> [Do this]: Search the material for the word "invest" and report each line where it turns up.

══════

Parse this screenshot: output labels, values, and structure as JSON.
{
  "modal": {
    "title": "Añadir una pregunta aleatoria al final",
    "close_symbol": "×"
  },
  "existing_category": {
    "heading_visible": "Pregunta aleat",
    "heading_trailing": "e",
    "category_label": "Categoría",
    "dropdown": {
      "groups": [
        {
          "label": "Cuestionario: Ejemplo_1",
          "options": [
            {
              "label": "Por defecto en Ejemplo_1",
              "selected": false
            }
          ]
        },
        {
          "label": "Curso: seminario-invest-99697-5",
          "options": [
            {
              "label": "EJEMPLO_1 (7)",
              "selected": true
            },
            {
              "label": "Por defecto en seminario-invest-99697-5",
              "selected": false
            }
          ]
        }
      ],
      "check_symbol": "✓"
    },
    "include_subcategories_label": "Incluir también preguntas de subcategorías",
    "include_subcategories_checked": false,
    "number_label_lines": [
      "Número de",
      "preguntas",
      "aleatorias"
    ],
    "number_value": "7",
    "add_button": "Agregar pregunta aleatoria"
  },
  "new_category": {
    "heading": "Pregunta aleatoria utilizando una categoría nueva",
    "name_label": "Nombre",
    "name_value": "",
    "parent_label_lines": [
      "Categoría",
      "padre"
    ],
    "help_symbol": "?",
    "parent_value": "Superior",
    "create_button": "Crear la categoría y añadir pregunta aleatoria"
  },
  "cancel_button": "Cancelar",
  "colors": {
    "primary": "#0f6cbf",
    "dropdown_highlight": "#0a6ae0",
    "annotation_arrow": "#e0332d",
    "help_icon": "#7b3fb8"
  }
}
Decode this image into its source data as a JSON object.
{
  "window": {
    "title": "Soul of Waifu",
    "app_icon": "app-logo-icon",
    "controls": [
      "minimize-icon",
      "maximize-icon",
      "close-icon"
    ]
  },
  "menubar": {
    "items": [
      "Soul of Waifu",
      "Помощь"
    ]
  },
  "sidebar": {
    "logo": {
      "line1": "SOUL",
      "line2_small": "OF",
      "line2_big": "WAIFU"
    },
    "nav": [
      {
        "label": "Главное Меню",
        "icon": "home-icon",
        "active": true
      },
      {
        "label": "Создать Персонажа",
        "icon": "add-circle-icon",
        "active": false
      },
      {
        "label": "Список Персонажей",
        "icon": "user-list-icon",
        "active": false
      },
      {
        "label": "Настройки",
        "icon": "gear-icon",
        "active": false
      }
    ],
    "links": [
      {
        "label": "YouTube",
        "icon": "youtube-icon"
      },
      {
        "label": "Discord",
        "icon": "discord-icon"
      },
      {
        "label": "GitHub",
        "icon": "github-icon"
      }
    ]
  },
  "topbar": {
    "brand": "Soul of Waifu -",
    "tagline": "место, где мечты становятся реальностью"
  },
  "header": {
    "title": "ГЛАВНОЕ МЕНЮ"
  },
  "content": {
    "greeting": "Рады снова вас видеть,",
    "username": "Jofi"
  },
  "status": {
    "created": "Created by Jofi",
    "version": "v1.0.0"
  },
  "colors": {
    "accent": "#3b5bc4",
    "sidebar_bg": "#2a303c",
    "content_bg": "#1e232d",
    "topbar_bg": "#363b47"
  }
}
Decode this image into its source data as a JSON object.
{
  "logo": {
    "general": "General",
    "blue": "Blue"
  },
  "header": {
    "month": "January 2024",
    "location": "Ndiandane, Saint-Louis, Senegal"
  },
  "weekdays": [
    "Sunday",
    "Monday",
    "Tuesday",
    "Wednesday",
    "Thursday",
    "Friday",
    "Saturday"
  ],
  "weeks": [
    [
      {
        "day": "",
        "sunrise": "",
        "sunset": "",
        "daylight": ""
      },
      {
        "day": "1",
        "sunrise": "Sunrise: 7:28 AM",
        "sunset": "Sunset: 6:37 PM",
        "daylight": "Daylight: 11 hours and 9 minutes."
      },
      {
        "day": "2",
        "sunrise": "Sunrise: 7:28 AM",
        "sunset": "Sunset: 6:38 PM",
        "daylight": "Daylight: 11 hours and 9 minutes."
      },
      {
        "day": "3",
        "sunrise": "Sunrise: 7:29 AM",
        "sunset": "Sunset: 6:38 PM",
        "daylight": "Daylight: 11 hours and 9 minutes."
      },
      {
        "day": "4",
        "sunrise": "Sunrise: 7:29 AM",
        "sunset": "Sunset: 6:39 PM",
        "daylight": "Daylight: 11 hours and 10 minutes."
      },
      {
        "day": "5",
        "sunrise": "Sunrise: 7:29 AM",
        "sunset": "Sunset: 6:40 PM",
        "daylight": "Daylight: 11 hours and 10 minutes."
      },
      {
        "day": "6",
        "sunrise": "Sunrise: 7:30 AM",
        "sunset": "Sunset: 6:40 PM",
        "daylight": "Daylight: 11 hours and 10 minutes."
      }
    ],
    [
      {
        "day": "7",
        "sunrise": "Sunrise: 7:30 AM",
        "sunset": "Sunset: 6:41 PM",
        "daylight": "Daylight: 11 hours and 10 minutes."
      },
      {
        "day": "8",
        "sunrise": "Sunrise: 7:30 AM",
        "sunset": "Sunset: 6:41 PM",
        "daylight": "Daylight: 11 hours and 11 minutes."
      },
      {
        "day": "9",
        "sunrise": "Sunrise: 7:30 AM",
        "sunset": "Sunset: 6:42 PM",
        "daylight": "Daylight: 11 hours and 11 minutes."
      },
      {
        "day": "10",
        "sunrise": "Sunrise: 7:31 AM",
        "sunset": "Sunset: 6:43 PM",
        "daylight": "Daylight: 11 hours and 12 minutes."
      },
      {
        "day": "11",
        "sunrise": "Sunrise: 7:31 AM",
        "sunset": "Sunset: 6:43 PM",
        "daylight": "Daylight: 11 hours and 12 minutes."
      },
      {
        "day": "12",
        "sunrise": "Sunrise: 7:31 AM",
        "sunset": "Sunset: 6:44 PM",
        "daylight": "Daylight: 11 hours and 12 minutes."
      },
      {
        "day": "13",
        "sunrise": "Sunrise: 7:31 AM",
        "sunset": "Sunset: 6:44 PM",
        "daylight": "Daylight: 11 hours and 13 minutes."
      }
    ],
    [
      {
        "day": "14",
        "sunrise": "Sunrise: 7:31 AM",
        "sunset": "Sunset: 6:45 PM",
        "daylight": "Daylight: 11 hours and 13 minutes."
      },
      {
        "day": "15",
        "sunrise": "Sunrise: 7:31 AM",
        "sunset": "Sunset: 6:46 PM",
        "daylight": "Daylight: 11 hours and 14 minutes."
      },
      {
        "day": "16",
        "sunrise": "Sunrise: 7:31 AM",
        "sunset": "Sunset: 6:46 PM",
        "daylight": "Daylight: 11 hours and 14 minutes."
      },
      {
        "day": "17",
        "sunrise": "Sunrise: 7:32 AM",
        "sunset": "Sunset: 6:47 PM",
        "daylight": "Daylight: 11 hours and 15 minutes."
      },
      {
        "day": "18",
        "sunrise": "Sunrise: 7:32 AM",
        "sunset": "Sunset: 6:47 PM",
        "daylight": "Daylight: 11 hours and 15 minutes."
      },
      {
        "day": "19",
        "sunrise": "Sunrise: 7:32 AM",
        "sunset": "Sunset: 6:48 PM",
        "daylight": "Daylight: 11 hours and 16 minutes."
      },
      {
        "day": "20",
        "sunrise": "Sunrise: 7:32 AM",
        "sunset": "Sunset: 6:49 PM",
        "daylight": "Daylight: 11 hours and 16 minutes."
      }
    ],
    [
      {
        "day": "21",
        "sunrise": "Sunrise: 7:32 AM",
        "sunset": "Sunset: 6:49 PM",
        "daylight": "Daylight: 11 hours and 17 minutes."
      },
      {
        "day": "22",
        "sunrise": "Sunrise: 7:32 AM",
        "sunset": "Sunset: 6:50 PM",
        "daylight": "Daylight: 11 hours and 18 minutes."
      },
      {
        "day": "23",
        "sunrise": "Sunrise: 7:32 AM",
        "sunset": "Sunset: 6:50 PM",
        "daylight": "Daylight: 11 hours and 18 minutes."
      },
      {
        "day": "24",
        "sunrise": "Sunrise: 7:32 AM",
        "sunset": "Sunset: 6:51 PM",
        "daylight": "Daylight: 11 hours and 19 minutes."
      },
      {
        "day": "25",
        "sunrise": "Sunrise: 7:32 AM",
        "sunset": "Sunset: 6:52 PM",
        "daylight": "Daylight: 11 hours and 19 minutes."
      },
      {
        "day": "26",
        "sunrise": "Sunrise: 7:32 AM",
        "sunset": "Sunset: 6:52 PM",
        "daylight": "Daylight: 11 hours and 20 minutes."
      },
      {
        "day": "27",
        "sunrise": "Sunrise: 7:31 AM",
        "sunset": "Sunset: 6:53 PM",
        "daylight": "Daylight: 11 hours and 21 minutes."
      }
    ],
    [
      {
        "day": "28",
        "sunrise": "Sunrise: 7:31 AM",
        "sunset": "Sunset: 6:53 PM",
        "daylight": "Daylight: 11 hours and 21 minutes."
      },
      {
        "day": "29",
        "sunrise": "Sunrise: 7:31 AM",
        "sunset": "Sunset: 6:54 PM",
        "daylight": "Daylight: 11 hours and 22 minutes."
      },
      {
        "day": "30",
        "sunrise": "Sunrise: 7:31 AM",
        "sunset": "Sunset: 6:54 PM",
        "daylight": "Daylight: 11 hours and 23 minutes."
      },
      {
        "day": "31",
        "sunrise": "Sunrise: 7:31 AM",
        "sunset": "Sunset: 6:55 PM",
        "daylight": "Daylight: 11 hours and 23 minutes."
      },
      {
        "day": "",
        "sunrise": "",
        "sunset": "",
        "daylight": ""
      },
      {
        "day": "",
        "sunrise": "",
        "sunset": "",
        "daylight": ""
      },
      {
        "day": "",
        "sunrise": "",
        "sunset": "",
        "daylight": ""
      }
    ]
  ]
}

══════

> [Correct output]:
          "label": "Curso: seminario-invest-99697-5",
              "label": "Por defecto en seminario-invest-99697-5",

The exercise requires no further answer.